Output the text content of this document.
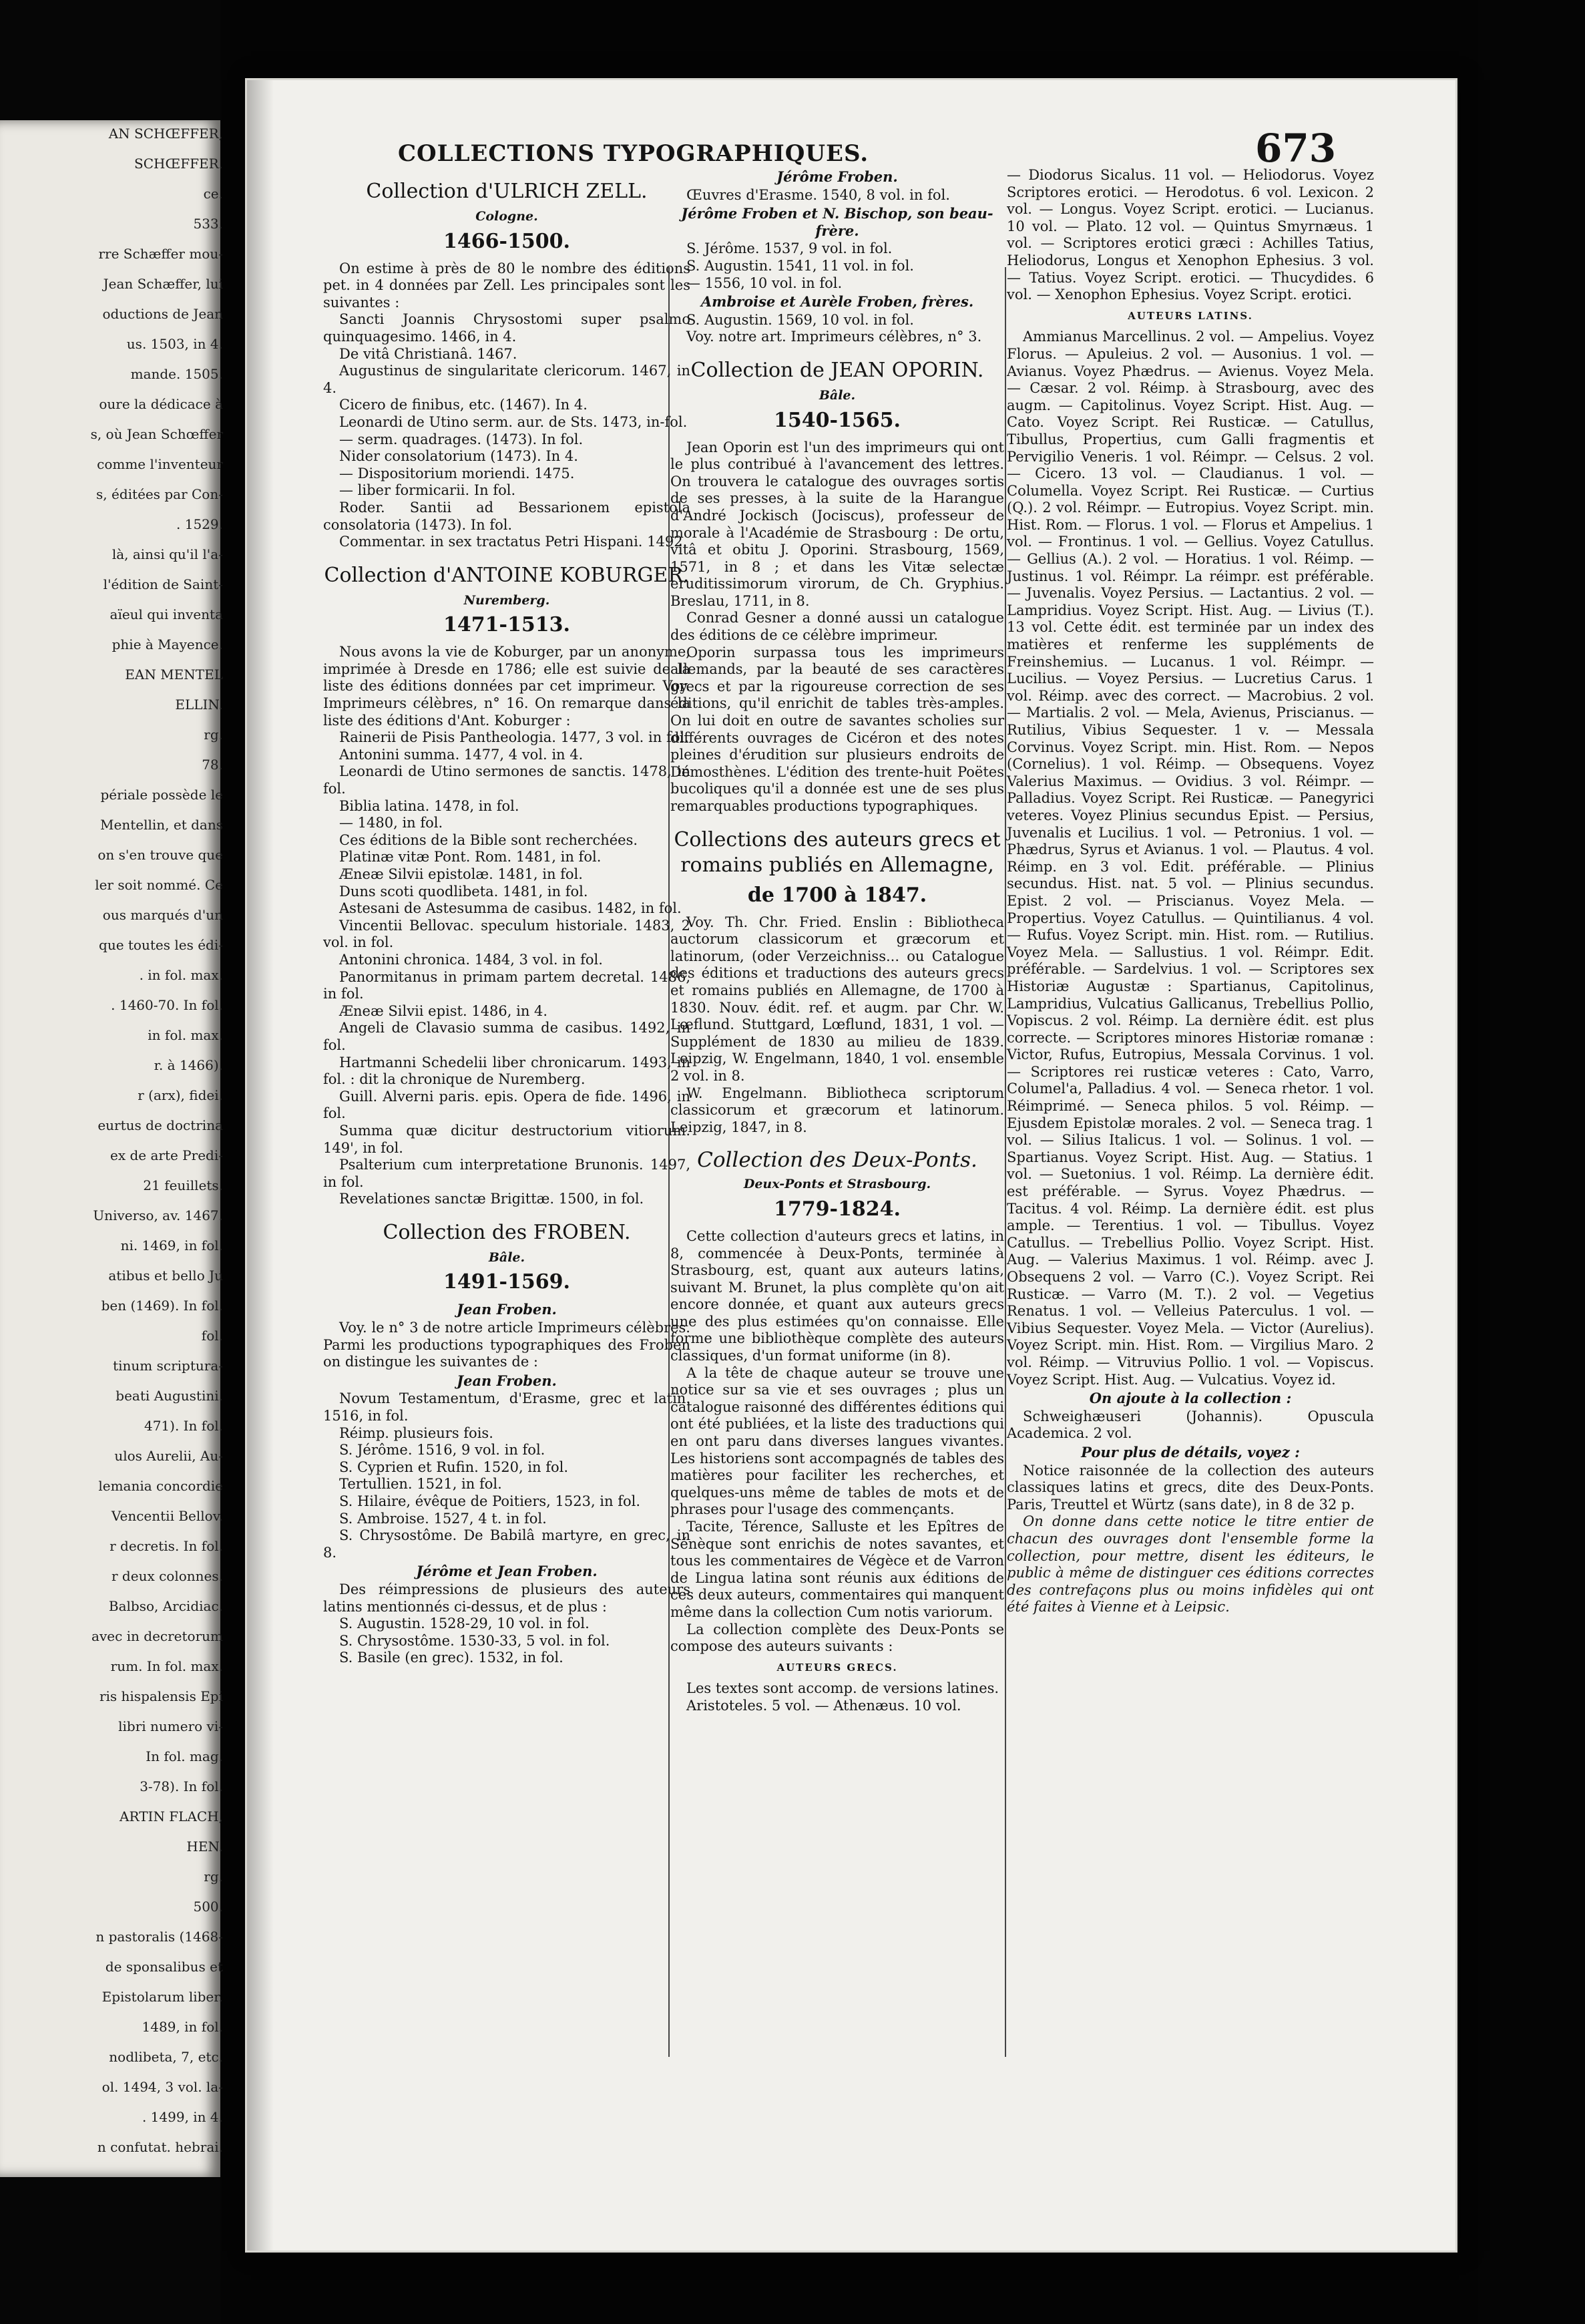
AN SCHŒFFER,
SCHŒFFER.
ce.
533.
rre Schæffer mou-
Jean Schæffer, lui
oductions de Jean
us. 1503, in 4.
mande. 1505.
oure la dédicace à
s, où Jean Schœffer
comme l'inventeur
s, éditées par Con-
. 1529.
là, ainsi qu'il l'a-
l'édition de Saint-
aïeul qui inventa
phie à Mayence.
EAN MENTEL
ELLIN.
rg.
78.
périale possède le
Mentellin, et dans
on s'en trouve que
ler soit nommé. Ce
ous marqués d'un
que toutes les édi-
. in fol. max.
. 1460-70. In fol.
in fol. max.
r. à 1466).
r (arx), fidei.
eurtus de doctrina
ex de arte Predi-
21 feuillets.
Universo, av. 1467.
ni. 1469, in fol.
atibus et bello Ju
ben (1469). In fol.
fol.
tinum scriptura-
beati Augustini.
471). In fol.
ulos Aurelii, Au-
lemania concordie
Vencentii Bellov.
r decretis. In fol.
r deux colonnes.
Balbso, Arcidiac.
avec in decretorum
rum. In fol. max.
ris hispalensis Epi
libri numero vi-
In fol. mag.
3-78). In fol.
ARTIN FLACH,
HEN.
rg.
500.
n pastoralis (1468-
de sponsalibus et
Epistolarum liber.
1489, in fol.
nodlibeta, 7, etc.
ol. 1494, 3 vol. la-
. 1499, in 4.
n confutat. hebrai.
COLLECTIONS TYPOGRAPHIQUES.	673

Collection d'ULRICH ZELL.

Cologne.

1466-1500.

On estime à près de 80 le nombre des éditions pet. in 4 données par Zell. Les principales sont les suivantes :

Sancti Joannis Chrysostomi super psalmo quinquagesimo. 1466, in 4.

De vitâ Christianâ. 1467.

Augustinus de singularitate clericorum. 1467, in 4.

Cicero de finibus, etc. (1467). In 4.

Leonardi de Utino serm. aur. de Sts. 1473, in-fol.

— serm. quadrages. (1473). In fol.

Nider consolatorium (1473). In 4.

— Dispositorium moriendi. 1475.

— liber formicarii. In fol.

Roder. Santii ad Bessarionem epistola consolatoria (1473). In fol.

Commentar. in sex tractatus Petri Hispani. 1492.

Collection d'ANTOINE KOBURGER.

Nuremberg.

1471-1513.

Nous avons la vie de Koburger, par un anonyme, imprimée à Dresde en 1786; elle est suivie de la liste des éditions données par cet imprimeur. Voy. Imprimeurs célèbres, n° 16. On remarque dans la liste des éditions d'Ant. Koburger :

Rainerii de Pisis Pantheologia. 1477, 3 vol. in fol.

Antonini summa. 1477, 4 vol. in 4.

Leonardi de Utino sermones de sanctis. 1478, in fol.

Biblia latina. 1478, in fol.

— 1480, in fol.

Ces éditions de la Bible sont recherchées.

Platinæ vitæ Pont. Rom. 1481, in fol.

Æneæ Silvii epistolæ. 1481, in fol.

Duns scoti quodlibeta. 1481, in fol.

Astesani de Astesumma de casibus. 1482, in fol.

Vincentii Bellovac. speculum historiale. 1483, 2 vol. in fol.

Antonini chronica. 1484, 3 vol. in fol.

Panormitanus in primam partem decretal. 1486, in fol.

Æneæ Silvii epist. 1486, in 4.

Angeli de Clavasio summa de casibus. 1492, in fol.

Hartmanni Schedelii liber chronicarum. 1493, in fol. : dit la chronique de Nuremberg.

Guill. Alverni paris. epis. Opera de fide. 1496, in fol.

Summa quæ dicitur destructorium vitiorum. 149', in fol.

Psalterium cum interpretatione Brunonis. 1497, in fol.

Revelationes sanctæ Brigittæ. 1500, in fol.

Collection des FROBEN.

Bâle.

1491-1569.

Jean Froben.

Voy. le n° 3 de notre article Imprimeurs célèbres. Parmi les productions typographiques des Froben on distingue les suivantes de :

Jean Froben.

Novum Testamentum, d'Erasme, grec et latin. 1516, in fol.

Réimp. plusieurs fois.

S. Jérôme. 1516, 9 vol. in fol.

S. Cyprien et Rufin. 1520, in fol.

Tertullien. 1521, in fol.

S. Hilaire, évêque de Poitiers, 1523, in fol.

S. Ambroise. 1527, 4 t. in fol.

S. Chrysostôme. De Babilâ martyre, en grec, in 8.

Jérôme et Jean Froben.

Des réimpressions de plusieurs des auteurs latins mentionnés ci-dessus, et de plus :

S. Augustin. 1528-29, 10 vol. in fol.

S. Chrysostôme. 1530-33, 5 vol. in fol.

S. Basile (en grec). 1532, in fol.

Jérôme Froben.

Œuvres d'Erasme. 1540, 8 vol. in fol.

Jérôme Froben et N. Bischop, son beau-frère.

S. Jérôme. 1537, 9 vol. in fol.

S. Augustin. 1541, 11 vol. in fol.

— 1556, 10 vol. in fol.

Ambroise et Aurèle Froben, frères.

S. Augustin. 1569, 10 vol. in fol.

Voy. notre art. Imprimeurs célèbres, n° 3.

Collection de JEAN OPORIN.

Bâle.

1540-1565.

Jean Oporin est l'un des imprimeurs qui ont le plus contribué à l'avancement des lettres. On trouvera le catalogue des ouvrages sortis de ses presses, à la suite de la Harangue d'André Jockisch (Jociscus), professeur de morale à l'Académie de Strasbourg : De ortu, vitâ et obitu J. Oporini. Strasbourg, 1569, 1571, in 8 ; et dans les Vitæ selectæ eruditissimorum virorum, de Ch. Gryphius. Breslau, 1711, in 8.

Conrad Gesner a donné aussi un catalogue des éditions de ce célèbre imprimeur.

Oporin surpassa tous les imprimeurs allemands, par la beauté de ses caractères grecs et par la rigoureuse correction de ses éditions, qu'il enrichit de tables très-amples. On lui doit en outre de savantes scholies sur différents ouvrages de Cicéron et des notes pleines d'érudition sur plusieurs endroits de Démosthènes. L'édition des trente-huit Poëtes bucoliques qu'il a donnée est une de ses plus remarquables productions typographiques.

Collections des auteurs grecs et romains publiés en Allemagne,

de 1700 à 1847.

Voy. Th. Chr. Fried. Enslin : Bibliotheca auctorum classicorum et græcorum et latinorum, (oder Verzeichniss... ou Catalogue des éditions et traductions des auteurs grecs et romains publiés en Allemagne, de 1700 à 1830. Nouv. édit. ref. et augm. par Chr. W. Lœflund. Stuttgard, Lœflund, 1831, 1 vol. — Supplément de 1830 au milieu de 1839. Leipzig, W. Engelmann, 1840, 1 vol. ensemble 2 vol. in 8.

W. Engelmann. Bibliotheca scriptorum classicorum et græcorum et latinorum. Leipzig, 1847, in 8.

Collection des Deux-Ponts.

Deux-Ponts et Strasbourg.

1779-1824.

Cette collection d'auteurs grecs et latins, in 8, commencée à Deux-Ponts, terminée à Strasbourg, est, quant aux auteurs latins, suivant M. Brunet, la plus complète qu'on ait encore donnée, et quant aux auteurs grecs une des plus estimées qu'on connaisse. Elle forme une bibliothèque complète des auteurs classiques, d'un format uniforme (in 8).

A la tête de chaque auteur se trouve une notice sur sa vie et ses ouvrages ; plus un catalogue raisonné des différentes éditions qui ont été publiées, et la liste des traductions qui en ont paru dans diverses langues vivantes. Les historiens sont accompagnés de tables des matières pour faciliter les recherches, et quelques-uns même de tables de mots et de phrases pour l'usage des commençants.

Tacite, Térence, Salluste et les Epîtres de Sénèque sont enrichis de notes savantes, et tous les commentaires de Végèce et de Varron de Lingua latina sont réunis aux éditions de ces deux auteurs, commentaires qui manquent même dans la collection Cum notis variorum.

La collection complète des Deux-Ponts se compose des auteurs suivants :

AUTEURS GRECS.

Les textes sont accomp. de versions latines.

Aristoteles. 5 vol. — Athenæus. 10 vol.

— Diodorus Sicalus. 11 vol. — Heliodorus. Voyez Scriptores erotici. — Herodotus. 6 vol. Lexicon. 2 vol. — Longus. Voyez Script. erotici. — Lucianus. 10 vol. — Plato. 12 vol. — Quintus Smyrnæus. 1 vol. — Scriptores erotici græci : Achilles Tatius, Heliodorus, Longus et Xenophon Ephesius. 3 vol. — Tatius. Voyez Script. erotici. — Thucydides. 6 vol. — Xenophon Ephesius. Voyez Script. erotici.

AUTEURS LATINS.

Ammianus Marcellinus. 2 vol. — Ampelius. Voyez Florus. — Apuleius. 2 vol. — Ausonius. 1 vol. — Avianus. Voyez Phædrus. — Avienus. Voyez Mela. — Cæsar. 2 vol. Réimp. à Strasbourg, avec des augm. — Capitolinus. Voyez Script. Hist. Aug. — Cato. Voyez Script. Rei Rusticæ. — Catullus, Tibullus, Propertius, cum Galli fragmentis et Pervigilio Veneris. 1 vol. Réimpr. — Celsus. 2 vol. — Cicero. 13 vol. — Claudianus. 1 vol. — Columella. Voyez Script. Rei Rusticæ. — Curtius (Q.). 2 vol. Réimpr. — Eutropius. Voyez Script. min. Hist. Rom. — Florus. 1 vol. — Florus et Ampelius. 1 vol. — Frontinus. 1 vol. — Gellius. Voyez Catullus. — Gellius (A.). 2 vol. — Horatius. 1 vol. Réimp. — Justinus. 1 vol. Réimpr. La réimpr. est préférable. — Juvenalis. Voyez Persius. — Lactantius. 2 vol. — Lampridius. Voyez Script. Hist. Aug. — Livius (T.). 13 vol. Cette édit. est terminée par un index des matières et renferme les suppléments de Freinshemius. — Lucanus. 1 vol. Réimpr. — Lucilius. — Voyez Persius. — Lucretius Carus. 1 vol. Réimp. avec des correct. — Macrobius. 2 vol. — Martialis. 2 vol. — Mela, Avienus, Priscianus. — Rutilius, Vibius Sequester. 1 v. — Messala Corvinus. Voyez Script. min. Hist. Rom. — Nepos (Cornelius). 1 vol. Réimp. — Obsequens. Voyez Valerius Maximus. — Ovidius. 3 vol. Réimpr. — Palladius. Voyez Script. Rei Rusticæ. — Panegyrici veteres. Voyez Plinius secundus Epist. — Persius, Juvenalis et Lucilius. 1 vol. — Petronius. 1 vol. — Phædrus, Syrus et Avianus. 1 vol. — Plautus. 4 vol. Réimp. en 3 vol. Edit. préférable. — Plinius secundus. Hist. nat. 5 vol. — Plinius secundus. Epist. 2 vol. — Priscianus. Voyez Mela. — Propertius. Voyez Catullus. — Quintilianus. 4 vol. — Rufus. Voyez Script. min. Hist. rom. — Rutilius. Voyez Mela. — Sallustius. 1 vol. Réimpr. Edit. préférable. — Sardelvius. 1 vol. — Scriptores sex Historiæ Augustæ : Spartianus, Capitolinus, Lampridius, Vulcatius Gallicanus, Trebellius Pollio, Vopiscus. 2 vol. Réimp. La dernière édit. est plus correcte. — Scriptores minores Historiæ romanæ : Victor, Rufus, Eutropius, Messala Corvinus. 1 vol. — Scriptores rei rusticæ veteres : Cato, Varro, Columel'a, Palladius. 4 vol. — Seneca rhetor. 1 vol. Réimprimé. — Seneca philos. 5 vol. Réimp. — Ejusdem Epistolæ morales. 2 vol. — Seneca trag. 1 vol. — Silius Italicus. 1 vol. — Solinus. 1 vol. — Spartianus. Voyez Script. Hist. Aug. — Statius. 1 vol. — Suetonius. 1 vol. Réimp. La dernière édit. est préférable. — Syrus. Voyez Phædrus. — Tacitus. 4 vol. Réimp. La dernière édit. est plus ample. — Terentius. 1 vol. — Tibullus. Voyez Catullus. — Trebellius Pollio. Voyez Script. Hist. Aug. — Valerius Maximus. 1 vol. Réimp. avec J. Obsequens 2 vol. — Varro (C.). Voyez Script. Rei Rusticæ. — Varro (M. T.). 2 vol. — Vegetius Renatus. 1 vol. — Velleius Paterculus. 1 vol. — Vibius Sequester. Voyez Mela. — Victor (Aurelius). Voyez Script. min. Hist. Rom. — Virgilius Maro. 2 vol. Réimp. — Vitruvius Pollio. 1 vol. — Vopiscus. Voyez Script. Hist. Aug. — Vulcatius. Voyez id.

On ajoute à la collection :

Schweighæuseri (Johannis). Opuscula Academica. 2 vol.

Pour plus de détails, voyez :

Notice raisonnée de la collection des auteurs classiques latins et grecs, dite des Deux-Ponts. Paris, Treuttel et Würtz (sans date), in 8 de 32 p.

On donne dans cette notice le titre entier de chacun des ouvrages dont l'ensemble forme la collection, pour mettre, disent les éditeurs, le public à même de distinguer ces éditions correctes des contrefaçons plus ou moins infidèles qui ont été faites à Vienne et à Leipsic.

» Task to complete
Copy every line above in which the string "Bibliotheca" shows up.

» Correct result
Voy. Th. Chr. Fried. Enslin : Bibliotheca auctorum classicorum et græcorum et latinorum, (oder Verzeichniss... ou Catalogue des éditions et traductions des auteurs grecs et romains publiés en Allemagne, de 1700 à 1830. Nouv. édit. ref. et augm. par Chr. W. Lœflund. Stuttgard, Lœflund, 1831, 1 vol. — Supplément de 1830 au milieu de 1839. Leipzig, W. Engelmann, 1840, 1 vol. ensemble 2 vol. in 8.
W. Engelmann. Bibliotheca scriptorum classicorum et græcorum et latinorum. Leipzig, 1847, in 8.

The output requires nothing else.